
  • Natalia

    Muito bom!! Obrigada por compartilhar .

  • Vanessa C. Viscuso

    Parabéns Vanessa, muito bom o assunto e sua abordagem. Mais uma referência do blog para indicação.

  • Monalize B. Coan

    Muito bom o post, no aguardo para os próximos referente ao tema que ainda gera muitas dúvidas, tanto das indústrias de alimentos, quanto para a própria indústria de embalagens.

  • Barbara

    Muito bom, parabéns! Fiquei com uma dúvida, no passo 2 onde menciona de verificar a composição na lista positiva, todos os componentes devem estar listados ou apenas aqueles que tem função ativa no produto? Por exemplo um antiespumante utilizado na fabricação de papel, todos os componentes devem estar na lista positiva (modificador de pH, emulsificantes, estabilizantes) ou apenas o componente que tem a função ativa de antiespumante? Obrigada

    • vanessa cantanhede

      Oi Bárbara, segue fragmento que extraí do documento da Anvisa “Perguntas e respostas” publicado em março de 2020. Veja se ajuda:
      45. Podem ser utilizadas para a formulação dos componentes ativos substâncias não presentes nas listas positivas de materiais celulósicos?
      As substâncias utilizadas na formulação dos ingredientes ativos, tais como solventes, estabilizantes, reguladores de pH e emulsificantes, que não exercem função tecnológica no processo de fabricação do material celulósico, devem atender ao item 2.2 da Resolução 88/2016. O uso de substâncias não presentes nas listas positivas de materiais celulósicos é aceitável desde que a necessidade tecnológica seja justificada, que as substâncias utilizadas não sejam substâncias mutagênicas, carcinogênicas ou tóxicas para a reprodução, e que não ocorra migração de tais substâncias.
      Caso ocorra migração dessas substâncias, é necessário peticionar avaliação de segurança junto à Anvisa para comprovar o atendimento ao item 2.2 e posterior inclusão na lista positiva.
      Além disso, é permitido o uso de substâncias previstas como aditivos alimentares, nos termos do item 2.6 da RDC n. 88/2016.
      Entretanto, somente podem ser utilizados como antimicrobianos substâncias permitidas pela lista positiva aplicável ao material celulósico que será produzido (item 4.5 da RDC n. 88/2016, item 3.3.1 da RDC n. 89/2016 ou item 3.4.7 da RDC n. 90/2016), mesmo que tenham efeito apenas na formulação dos ingredientes ativos.

  • Sônia

    Olá Vanessa, muito bom o seu post.
    Ao avaliar o material polietileno de baixa densidade, não encontrei o CAS relacionado a ele na RDC nº 56/2012, isso significa que ele não está autorizado, certo?

- _MATERIAL FORNECIDO_

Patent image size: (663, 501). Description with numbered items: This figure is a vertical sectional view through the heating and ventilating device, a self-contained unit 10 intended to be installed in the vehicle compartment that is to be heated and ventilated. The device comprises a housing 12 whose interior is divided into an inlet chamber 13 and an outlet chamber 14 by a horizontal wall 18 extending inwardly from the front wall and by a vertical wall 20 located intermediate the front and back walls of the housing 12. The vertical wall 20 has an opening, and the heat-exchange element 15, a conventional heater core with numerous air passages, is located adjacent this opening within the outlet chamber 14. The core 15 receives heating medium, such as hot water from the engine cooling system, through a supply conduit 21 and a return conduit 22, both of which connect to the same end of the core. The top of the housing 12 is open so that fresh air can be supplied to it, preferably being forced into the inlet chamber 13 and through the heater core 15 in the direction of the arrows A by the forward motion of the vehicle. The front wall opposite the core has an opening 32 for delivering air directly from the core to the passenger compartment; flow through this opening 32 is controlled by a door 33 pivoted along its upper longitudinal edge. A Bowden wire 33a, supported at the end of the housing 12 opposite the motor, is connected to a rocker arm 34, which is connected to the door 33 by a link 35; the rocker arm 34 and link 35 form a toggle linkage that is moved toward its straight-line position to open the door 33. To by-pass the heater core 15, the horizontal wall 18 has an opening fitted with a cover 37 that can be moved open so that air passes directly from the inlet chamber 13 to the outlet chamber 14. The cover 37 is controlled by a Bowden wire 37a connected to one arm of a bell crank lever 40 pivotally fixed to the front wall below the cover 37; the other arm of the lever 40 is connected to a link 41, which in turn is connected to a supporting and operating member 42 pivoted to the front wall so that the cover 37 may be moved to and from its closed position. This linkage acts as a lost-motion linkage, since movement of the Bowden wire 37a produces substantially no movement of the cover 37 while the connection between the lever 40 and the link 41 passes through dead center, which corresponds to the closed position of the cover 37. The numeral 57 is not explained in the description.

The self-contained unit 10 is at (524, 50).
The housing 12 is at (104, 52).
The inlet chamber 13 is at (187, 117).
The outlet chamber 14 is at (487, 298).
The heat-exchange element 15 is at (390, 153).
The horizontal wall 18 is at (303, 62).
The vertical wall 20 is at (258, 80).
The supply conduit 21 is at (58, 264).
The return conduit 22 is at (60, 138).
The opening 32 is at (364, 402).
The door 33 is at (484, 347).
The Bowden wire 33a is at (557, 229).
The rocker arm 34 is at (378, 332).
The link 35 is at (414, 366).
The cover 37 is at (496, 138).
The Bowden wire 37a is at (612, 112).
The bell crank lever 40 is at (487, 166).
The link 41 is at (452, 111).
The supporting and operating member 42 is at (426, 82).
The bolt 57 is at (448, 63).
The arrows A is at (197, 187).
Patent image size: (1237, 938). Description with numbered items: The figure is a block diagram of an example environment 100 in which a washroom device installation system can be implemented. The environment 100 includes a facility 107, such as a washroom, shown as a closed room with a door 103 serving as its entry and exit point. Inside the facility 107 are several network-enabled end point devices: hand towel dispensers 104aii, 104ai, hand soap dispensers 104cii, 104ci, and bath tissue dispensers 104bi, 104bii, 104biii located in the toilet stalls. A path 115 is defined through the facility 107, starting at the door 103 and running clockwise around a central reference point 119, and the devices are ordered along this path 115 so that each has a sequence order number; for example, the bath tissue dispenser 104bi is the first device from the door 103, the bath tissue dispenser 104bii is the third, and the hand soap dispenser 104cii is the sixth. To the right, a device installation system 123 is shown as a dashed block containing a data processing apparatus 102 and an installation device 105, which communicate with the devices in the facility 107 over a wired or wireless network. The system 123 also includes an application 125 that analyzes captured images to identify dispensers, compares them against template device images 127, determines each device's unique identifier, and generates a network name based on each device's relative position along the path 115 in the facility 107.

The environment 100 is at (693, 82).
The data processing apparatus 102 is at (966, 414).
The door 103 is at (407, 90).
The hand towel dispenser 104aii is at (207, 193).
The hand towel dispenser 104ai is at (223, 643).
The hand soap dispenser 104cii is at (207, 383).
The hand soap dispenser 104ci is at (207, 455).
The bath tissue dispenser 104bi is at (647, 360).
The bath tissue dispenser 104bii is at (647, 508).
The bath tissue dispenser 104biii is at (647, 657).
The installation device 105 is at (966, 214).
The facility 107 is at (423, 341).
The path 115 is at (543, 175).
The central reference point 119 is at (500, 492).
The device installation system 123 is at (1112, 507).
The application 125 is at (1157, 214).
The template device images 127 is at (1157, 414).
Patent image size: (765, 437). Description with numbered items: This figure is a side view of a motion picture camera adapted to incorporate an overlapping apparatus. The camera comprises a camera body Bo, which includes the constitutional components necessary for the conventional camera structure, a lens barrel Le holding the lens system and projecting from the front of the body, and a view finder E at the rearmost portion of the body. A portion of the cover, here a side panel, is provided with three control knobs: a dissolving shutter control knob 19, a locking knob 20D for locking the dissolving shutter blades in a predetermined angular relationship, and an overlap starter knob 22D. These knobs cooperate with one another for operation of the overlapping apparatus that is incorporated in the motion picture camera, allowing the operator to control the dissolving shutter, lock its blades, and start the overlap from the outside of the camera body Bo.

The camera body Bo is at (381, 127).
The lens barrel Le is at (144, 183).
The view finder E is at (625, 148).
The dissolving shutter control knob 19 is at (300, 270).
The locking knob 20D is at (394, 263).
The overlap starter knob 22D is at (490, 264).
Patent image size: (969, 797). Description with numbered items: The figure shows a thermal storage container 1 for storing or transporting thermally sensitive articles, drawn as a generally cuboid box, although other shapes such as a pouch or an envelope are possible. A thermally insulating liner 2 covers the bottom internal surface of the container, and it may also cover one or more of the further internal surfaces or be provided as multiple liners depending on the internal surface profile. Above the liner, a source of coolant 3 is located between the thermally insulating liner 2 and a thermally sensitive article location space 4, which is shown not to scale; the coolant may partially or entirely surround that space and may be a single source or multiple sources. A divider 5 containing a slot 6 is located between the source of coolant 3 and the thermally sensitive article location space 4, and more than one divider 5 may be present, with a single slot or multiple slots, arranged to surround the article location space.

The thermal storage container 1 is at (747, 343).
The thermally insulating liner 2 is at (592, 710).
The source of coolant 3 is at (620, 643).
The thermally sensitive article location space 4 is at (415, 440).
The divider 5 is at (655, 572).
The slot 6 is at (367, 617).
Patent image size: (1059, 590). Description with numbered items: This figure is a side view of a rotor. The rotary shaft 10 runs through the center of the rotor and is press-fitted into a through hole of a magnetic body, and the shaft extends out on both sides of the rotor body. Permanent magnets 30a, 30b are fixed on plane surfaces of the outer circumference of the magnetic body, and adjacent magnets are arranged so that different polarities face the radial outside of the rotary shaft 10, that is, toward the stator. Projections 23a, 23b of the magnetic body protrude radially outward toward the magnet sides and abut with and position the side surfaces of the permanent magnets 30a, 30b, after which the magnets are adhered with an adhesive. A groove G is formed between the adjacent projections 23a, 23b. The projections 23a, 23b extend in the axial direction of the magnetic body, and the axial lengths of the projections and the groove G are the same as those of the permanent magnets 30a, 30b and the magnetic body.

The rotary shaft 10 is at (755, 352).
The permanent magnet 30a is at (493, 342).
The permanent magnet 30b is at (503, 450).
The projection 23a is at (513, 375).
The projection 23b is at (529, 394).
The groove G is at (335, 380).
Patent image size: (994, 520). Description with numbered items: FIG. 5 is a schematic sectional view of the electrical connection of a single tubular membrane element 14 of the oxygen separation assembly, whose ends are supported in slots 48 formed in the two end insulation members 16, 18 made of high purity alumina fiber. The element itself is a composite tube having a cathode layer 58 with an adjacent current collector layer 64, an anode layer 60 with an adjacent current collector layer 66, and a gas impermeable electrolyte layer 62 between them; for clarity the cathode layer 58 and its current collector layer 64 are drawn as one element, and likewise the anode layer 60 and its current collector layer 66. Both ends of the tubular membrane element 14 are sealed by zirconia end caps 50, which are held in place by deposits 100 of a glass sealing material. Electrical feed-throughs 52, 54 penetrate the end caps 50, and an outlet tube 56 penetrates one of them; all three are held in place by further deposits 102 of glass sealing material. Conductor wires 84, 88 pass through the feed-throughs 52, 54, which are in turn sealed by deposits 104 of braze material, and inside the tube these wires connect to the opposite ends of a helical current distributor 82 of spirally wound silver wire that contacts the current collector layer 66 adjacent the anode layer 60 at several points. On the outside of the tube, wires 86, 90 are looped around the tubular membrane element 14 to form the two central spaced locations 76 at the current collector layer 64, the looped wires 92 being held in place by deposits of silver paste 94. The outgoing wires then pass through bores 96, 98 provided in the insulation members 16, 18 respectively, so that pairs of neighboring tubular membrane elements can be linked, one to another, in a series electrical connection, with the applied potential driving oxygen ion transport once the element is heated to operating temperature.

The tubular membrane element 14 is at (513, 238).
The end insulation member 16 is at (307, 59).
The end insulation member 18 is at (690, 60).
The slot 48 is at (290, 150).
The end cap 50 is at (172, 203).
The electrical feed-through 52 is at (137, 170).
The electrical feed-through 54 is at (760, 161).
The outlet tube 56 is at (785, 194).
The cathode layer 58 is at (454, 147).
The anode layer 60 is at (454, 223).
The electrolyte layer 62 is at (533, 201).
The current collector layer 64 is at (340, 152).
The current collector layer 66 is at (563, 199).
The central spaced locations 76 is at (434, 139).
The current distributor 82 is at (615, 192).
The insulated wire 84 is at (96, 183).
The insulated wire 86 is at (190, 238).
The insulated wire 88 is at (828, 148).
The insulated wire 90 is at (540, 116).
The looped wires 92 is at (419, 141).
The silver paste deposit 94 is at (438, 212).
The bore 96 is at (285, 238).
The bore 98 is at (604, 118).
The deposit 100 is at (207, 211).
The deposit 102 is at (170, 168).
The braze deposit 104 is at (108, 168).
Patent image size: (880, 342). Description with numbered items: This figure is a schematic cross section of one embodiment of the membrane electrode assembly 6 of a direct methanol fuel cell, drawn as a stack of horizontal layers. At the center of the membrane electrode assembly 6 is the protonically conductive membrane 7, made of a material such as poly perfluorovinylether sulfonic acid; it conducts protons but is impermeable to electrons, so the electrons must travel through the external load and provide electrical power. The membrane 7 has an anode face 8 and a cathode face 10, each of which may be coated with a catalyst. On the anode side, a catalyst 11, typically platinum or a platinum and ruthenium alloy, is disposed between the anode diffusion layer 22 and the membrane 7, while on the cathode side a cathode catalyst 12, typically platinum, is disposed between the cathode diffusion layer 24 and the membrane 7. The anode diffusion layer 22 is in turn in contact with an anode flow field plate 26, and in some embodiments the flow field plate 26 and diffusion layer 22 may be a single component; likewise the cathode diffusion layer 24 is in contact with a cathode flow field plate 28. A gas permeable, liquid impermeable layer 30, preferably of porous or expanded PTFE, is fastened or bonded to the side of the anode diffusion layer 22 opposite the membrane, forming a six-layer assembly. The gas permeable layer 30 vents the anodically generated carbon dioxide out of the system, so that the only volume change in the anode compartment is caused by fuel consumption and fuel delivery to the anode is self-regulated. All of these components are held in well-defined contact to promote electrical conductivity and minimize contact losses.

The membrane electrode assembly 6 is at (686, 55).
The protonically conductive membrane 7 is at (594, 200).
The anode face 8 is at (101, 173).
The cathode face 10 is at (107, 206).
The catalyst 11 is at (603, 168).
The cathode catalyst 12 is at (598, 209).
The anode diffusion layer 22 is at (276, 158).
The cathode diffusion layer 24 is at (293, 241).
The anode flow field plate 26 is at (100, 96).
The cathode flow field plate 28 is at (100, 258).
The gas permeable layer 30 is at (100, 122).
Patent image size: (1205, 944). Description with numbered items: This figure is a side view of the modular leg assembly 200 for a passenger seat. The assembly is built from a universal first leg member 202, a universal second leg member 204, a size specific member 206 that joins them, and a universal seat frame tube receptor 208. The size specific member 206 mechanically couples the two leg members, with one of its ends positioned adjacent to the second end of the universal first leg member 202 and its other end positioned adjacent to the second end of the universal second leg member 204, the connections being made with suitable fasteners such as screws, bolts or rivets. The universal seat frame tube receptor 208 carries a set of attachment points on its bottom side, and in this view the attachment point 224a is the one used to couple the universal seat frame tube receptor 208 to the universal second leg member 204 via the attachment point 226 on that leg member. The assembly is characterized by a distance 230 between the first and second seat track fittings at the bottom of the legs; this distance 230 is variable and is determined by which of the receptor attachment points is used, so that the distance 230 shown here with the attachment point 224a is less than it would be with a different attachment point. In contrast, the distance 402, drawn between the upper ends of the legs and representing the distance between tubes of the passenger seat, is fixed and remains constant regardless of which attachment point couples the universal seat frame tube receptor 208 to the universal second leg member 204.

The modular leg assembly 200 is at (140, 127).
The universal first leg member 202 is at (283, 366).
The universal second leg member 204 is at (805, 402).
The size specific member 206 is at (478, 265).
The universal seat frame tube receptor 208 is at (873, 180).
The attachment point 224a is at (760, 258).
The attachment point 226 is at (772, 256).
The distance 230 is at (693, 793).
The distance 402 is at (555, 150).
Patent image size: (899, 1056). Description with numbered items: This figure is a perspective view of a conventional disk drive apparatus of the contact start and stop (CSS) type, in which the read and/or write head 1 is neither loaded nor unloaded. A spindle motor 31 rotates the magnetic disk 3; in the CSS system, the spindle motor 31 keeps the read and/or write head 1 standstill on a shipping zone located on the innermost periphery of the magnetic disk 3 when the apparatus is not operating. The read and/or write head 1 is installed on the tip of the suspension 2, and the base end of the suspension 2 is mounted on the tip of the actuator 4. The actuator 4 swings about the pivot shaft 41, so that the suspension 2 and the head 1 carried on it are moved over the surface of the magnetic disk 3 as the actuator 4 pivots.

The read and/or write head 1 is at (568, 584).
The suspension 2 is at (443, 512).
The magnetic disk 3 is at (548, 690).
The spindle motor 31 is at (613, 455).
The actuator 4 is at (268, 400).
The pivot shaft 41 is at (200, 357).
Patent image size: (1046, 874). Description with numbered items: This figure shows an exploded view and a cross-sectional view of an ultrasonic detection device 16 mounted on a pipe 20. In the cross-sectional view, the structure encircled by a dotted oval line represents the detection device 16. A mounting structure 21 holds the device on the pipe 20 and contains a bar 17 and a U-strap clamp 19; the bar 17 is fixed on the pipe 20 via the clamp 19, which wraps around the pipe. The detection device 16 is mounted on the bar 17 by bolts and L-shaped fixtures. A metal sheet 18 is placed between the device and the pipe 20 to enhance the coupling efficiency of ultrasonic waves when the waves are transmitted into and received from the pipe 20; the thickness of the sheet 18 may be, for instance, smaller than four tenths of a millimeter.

- _LISTA DE ATIVIDADES_
[1] Nos comentários sobre a regulamentação de embalagens para alimentos, em que mês e ano foi publicado o documento "Perguntas e respostas" da Anvisa citado na resposta à Bárbara?
[2] Prossiga com os comentários sobre a regulamentação de embalagens para alimentos a partir do ponto em que o texto termina.

- _RESPOSTAS DAS ATIVIDADES_
[1] Em março de 2020.

[2]
  • vanessa cantanhede

    Olá Sônia, muito obrigada. Respondendo a sua pergunta: Polietileno é um polímero formado a partir da reação de polimerização do etileno. Neste caso o monômero é o etileno, que está na lista positiva da RDC 56/12, na Parte 1. Apresenta CAS 000074-85-1 e não há restrições. Sendo assim, pode ser utilizado em materiais de contato com alimentos.

  • ROSELI AP. DE CAMARGO LEME

    Olha que matéria legal!

  • Henrique

    Boa tarde

    No cado de embalagens plásticas é preciso fazer um laudo comprovando que a embalagem atende os requisitos das RDC. n.56/12 e RDC n.326/19? Qeum faz esses laudos?

    • vanessa cantanhede

      Olá Henrique, tudo bem? para embalagem plástica é necessário ter a seguinte evidência:
      – Declaração de atendimento da composição da embalagem às legislações correspondentes (Declaração de conformidade) emitida pelo fabricante
      – Laudos de ensaio de migração total e específica (se aplicável)

      Os laudos de ensaio de migração são realizados por laboratório especializados e podem ser solicitados pelo fabricante ou cliente.

      Abraços

  • Mariana

    Boa tarde Vanessa,
    Ótimo post. Quanto às RDCs 56, 51 e 52, se o fornecedor de matéria prima (resinas) emitir um laudo garantindo atender a essas normas, é necessário que o fabricante da embalagem realize o teste no material extrusado ? Ou apenas os laudos da matéria prima são suficientes ?

    • vanessa cantanhede

      Olá!! Não são suficientes. Os ensaios de migração devem ser realizados na embalagem final (na forma de uso do material).
      Abraços

  • André Muza

    PEAD como proteção de equipamentos ou para transporte vertical de cereais in natura, tem restrição? Ou pode ser utilizado?

  • alexandre martins

    boa tarde!

    alguém me indica um laboratório para realização de testes de migração em embalagens de sorvete?